═══ EXTRACTED DATA ═══

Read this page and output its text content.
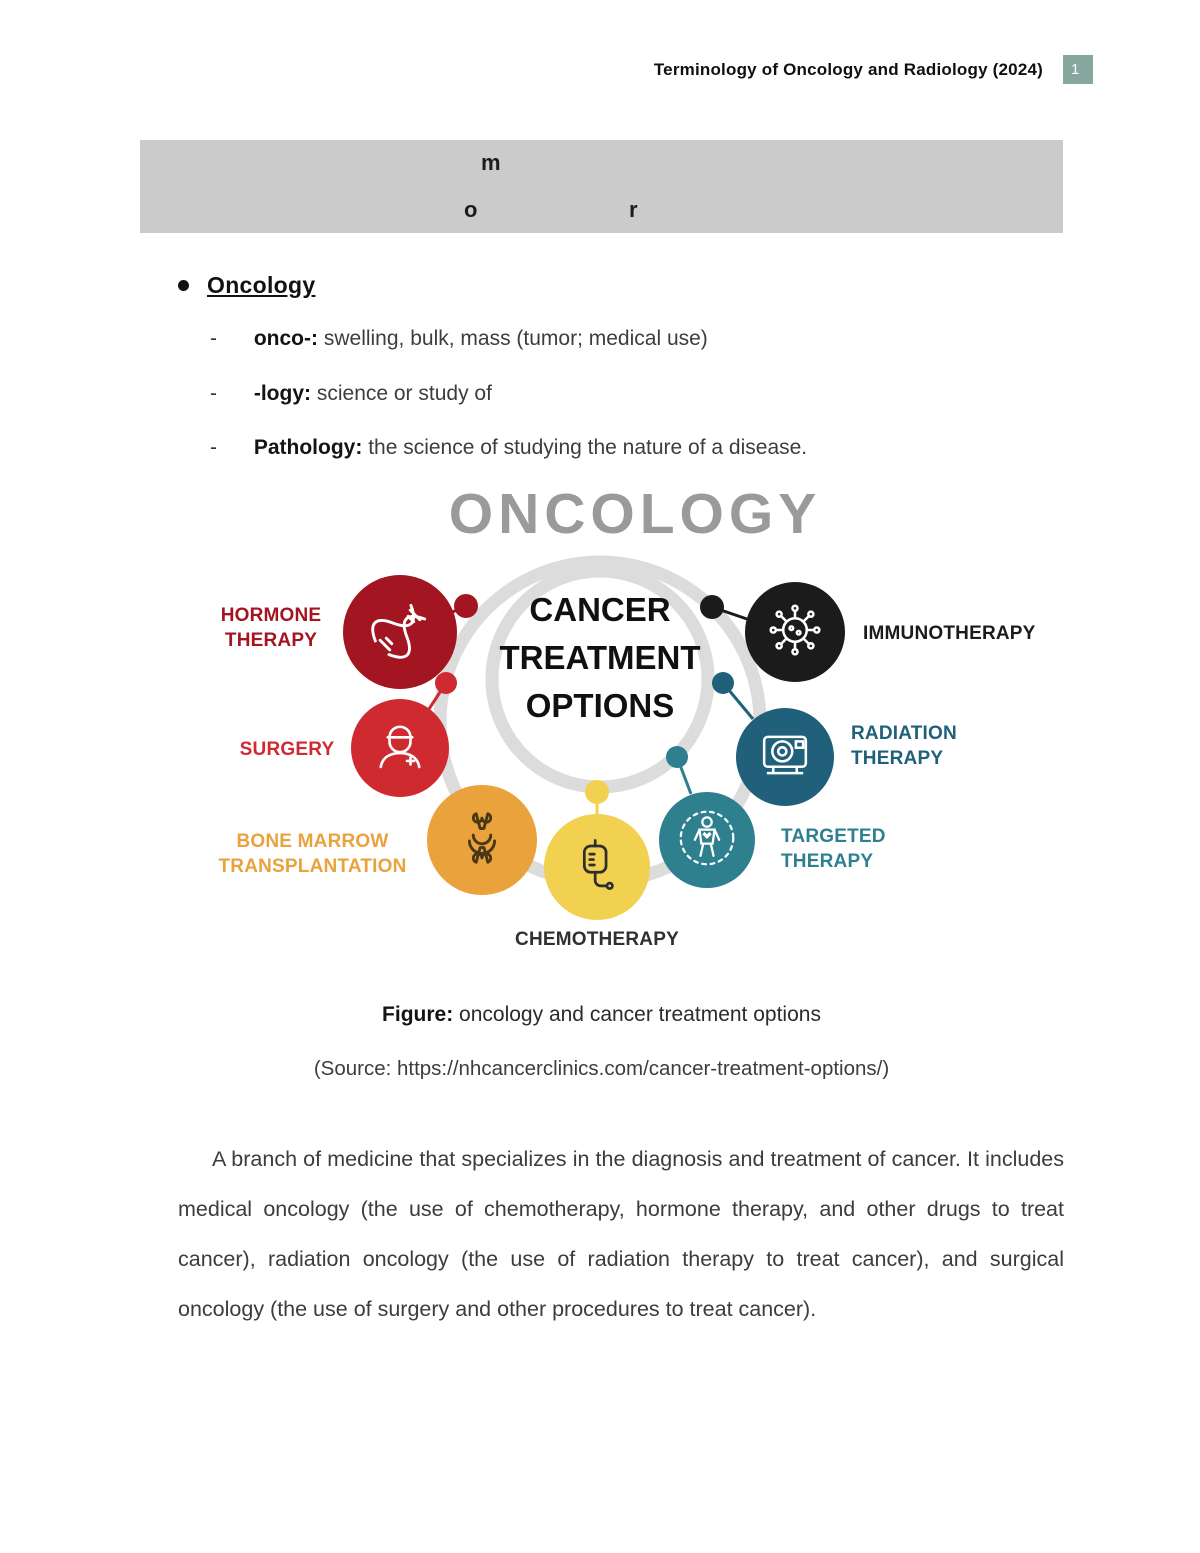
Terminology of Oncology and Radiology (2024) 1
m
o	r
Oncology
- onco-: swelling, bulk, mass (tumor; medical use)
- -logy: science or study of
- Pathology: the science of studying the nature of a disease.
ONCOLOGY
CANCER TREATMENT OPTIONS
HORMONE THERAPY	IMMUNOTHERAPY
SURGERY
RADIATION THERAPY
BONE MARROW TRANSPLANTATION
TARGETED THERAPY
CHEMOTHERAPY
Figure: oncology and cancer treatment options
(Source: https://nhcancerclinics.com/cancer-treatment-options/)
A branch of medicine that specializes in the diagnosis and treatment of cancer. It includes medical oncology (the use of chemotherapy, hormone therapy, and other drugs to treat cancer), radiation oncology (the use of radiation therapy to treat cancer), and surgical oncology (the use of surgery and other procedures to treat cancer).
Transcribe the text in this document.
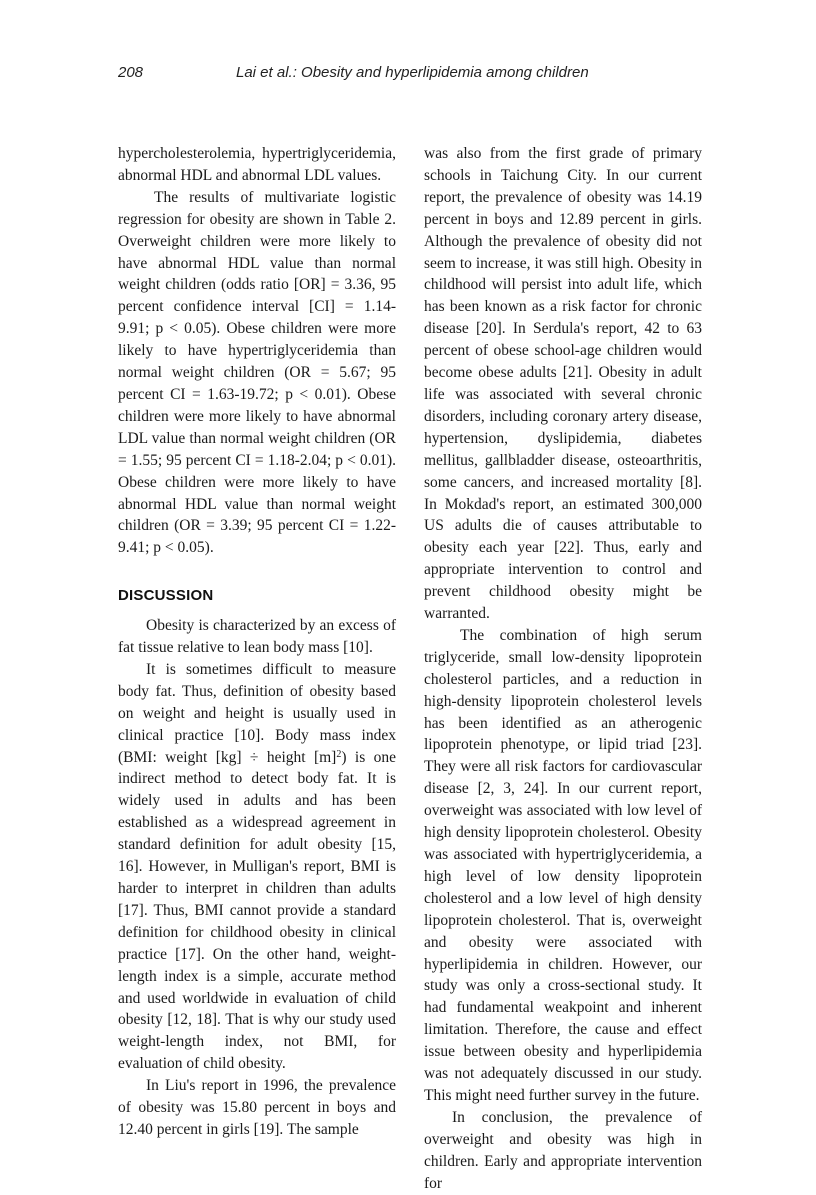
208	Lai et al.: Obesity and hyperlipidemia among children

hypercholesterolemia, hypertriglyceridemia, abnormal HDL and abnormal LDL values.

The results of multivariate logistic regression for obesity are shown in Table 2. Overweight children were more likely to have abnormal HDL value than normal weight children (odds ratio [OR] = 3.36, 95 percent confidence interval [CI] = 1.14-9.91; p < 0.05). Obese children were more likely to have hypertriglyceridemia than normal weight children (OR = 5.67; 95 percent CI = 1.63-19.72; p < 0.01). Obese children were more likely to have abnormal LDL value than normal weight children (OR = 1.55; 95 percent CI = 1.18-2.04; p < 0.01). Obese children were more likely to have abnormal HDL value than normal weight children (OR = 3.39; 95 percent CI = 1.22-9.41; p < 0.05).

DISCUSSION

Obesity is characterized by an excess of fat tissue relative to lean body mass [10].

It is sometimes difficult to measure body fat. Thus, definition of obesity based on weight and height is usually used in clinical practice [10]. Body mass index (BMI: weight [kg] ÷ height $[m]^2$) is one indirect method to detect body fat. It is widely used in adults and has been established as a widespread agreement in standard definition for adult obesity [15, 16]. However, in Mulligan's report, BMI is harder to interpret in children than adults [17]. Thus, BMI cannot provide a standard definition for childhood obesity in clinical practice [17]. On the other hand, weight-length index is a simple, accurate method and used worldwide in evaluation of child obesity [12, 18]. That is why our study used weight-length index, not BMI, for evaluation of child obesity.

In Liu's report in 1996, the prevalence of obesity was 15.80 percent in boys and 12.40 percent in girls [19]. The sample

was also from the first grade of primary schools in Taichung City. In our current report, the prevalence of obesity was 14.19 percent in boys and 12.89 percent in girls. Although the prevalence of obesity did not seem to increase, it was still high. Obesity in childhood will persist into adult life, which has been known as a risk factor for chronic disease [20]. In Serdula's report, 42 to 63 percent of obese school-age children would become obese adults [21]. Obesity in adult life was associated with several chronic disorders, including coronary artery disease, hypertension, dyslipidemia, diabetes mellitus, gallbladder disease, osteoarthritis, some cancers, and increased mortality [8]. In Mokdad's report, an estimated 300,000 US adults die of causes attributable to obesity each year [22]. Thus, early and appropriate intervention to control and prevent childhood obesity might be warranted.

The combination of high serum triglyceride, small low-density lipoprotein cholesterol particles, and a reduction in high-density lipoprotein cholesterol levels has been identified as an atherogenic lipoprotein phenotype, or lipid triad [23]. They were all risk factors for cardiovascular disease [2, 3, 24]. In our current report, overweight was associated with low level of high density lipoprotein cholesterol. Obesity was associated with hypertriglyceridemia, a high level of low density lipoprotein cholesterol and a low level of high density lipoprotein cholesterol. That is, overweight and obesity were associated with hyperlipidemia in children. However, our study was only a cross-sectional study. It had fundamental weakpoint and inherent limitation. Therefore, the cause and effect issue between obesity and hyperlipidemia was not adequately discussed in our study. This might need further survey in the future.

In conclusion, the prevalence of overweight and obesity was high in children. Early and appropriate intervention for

═══

=== EXERCISE DETAILS ===
From the first line to the last, retype the entries above exactly, minus the pictures.

=== ANSWER FOR THE TASK ===
Read this page and output its text content.
Terminology of Oncology and Radiology (2024) 1
m
o	r
Oncology
- onco-: swelling, bulk, mass (tumor; medical use)
- -logy: science or study of
- Pathology: the science of studying the nature of a disease.
ONCOLOGY
CANCER TREATMENT OPTIONS
HORMONE THERAPY	IMMUNOTHERAPY
SURGERY
RADIATION THERAPY
BONE MARROW TRANSPLANTATION
TARGETED THERAPY
CHEMOTHERAPY
Figure: oncology and cancer treatment options
(Source: https://nhcancerclinics.com/cancer-treatment-options/)
A branch of medicine that specializes in the diagnosis and treatment of cancer. It includes medical oncology (the use of chemotherapy, hormone therapy, and other drugs to treat cancer), radiation oncology (the use of radiation therapy to treat cancer), and surgical oncology (the use of surgery and other procedures to treat cancer).
Transcribe the text in this document.
208	Lai et al.: Obesity and hyperlipidemia among children

hypercholesterolemia, hypertriglyceridemia, abnormal HDL and abnormal LDL values.

The results of multivariate logistic regression for obesity are shown in Table 2. Overweight children were more likely to have abnormal HDL value than normal weight children (odds ratio [OR] = 3.36, 95 percent confidence interval [CI] = 1.14-9.91; p < 0.05). Obese children were more likely to have hypertriglyceridemia than normal weight children (OR = 5.67; 95 percent CI = 1.63-19.72; p < 0.01). Obese children were more likely to have abnormal LDL value than normal weight children (OR = 1.55; 95 percent CI = 1.18-2.04; p < 0.01). Obese children were more likely to have abnormal HDL value than normal weight children (OR = 3.39; 95 percent CI = 1.22-9.41; p < 0.05).

DISCUSSION

Obesity is characterized by an excess of fat tissue relative to lean body mass [10].

It is sometimes difficult to measure body fat. Thus, definition of obesity based on weight and height is usually used in clinical practice [10]. Body mass index (BMI: weight [kg] ÷ height $[m]^2$) is one indirect method to detect body fat. It is widely used in adults and has been established as a widespread agreement in standard definition for adult obesity [15, 16]. However, in Mulligan's report, BMI is harder to interpret in children than adults [17]. Thus, BMI cannot provide a standard definition for childhood obesity in clinical practice [17]. On the other hand, weight-length index is a simple, accurate method and used worldwide in evaluation of child obesity [12, 18]. That is why our study used weight-length index, not BMI, for evaluation of child obesity.

In Liu's report in 1996, the prevalence of obesity was 15.80 percent in boys and 12.40 percent in girls [19]. The sample

was also from the first grade of primary schools in Taichung City. In our current report, the prevalence of obesity was 14.19 percent in boys and 12.89 percent in girls. Although the prevalence of obesity did not seem to increase, it was still high. Obesity in childhood will persist into adult life, which has been known as a risk factor for chronic disease [20]. In Serdula's report, 42 to 63 percent of obese school-age children would become obese adults [21]. Obesity in adult life was associated with several chronic disorders, including coronary artery disease, hypertension, dyslipidemia, diabetes mellitus, gallbladder disease, osteoarthritis, some cancers, and increased mortality [8]. In Mokdad's report, an estimated 300,000 US adults die of causes attributable to obesity each year [22]. Thus, early and appropriate intervention to control and prevent childhood obesity might be warranted.

The combination of high serum triglyceride, small low-density lipoprotein cholesterol particles, and a reduction in high-density lipoprotein cholesterol levels has been identified as an atherogenic lipoprotein phenotype, or lipid triad [23]. They were all risk factors for cardiovascular disease [2, 3, 24]. In our current report, overweight was associated with low level of high density lipoprotein cholesterol. Obesity was associated with hypertriglyceridemia, a high level of low density lipoprotein cholesterol and a low level of high density lipoprotein cholesterol. That is, overweight and obesity were associated with hyperlipidemia in children. However, our study was only a cross-sectional study. It had fundamental weakpoint and inherent limitation. Therefore, the cause and effect issue between obesity and hyperlipidemia was not adequately discussed in our study. This might need further survey in the future.

In conclusion, the prevalence of overweight and obesity was high in children. Early and appropriate intervention for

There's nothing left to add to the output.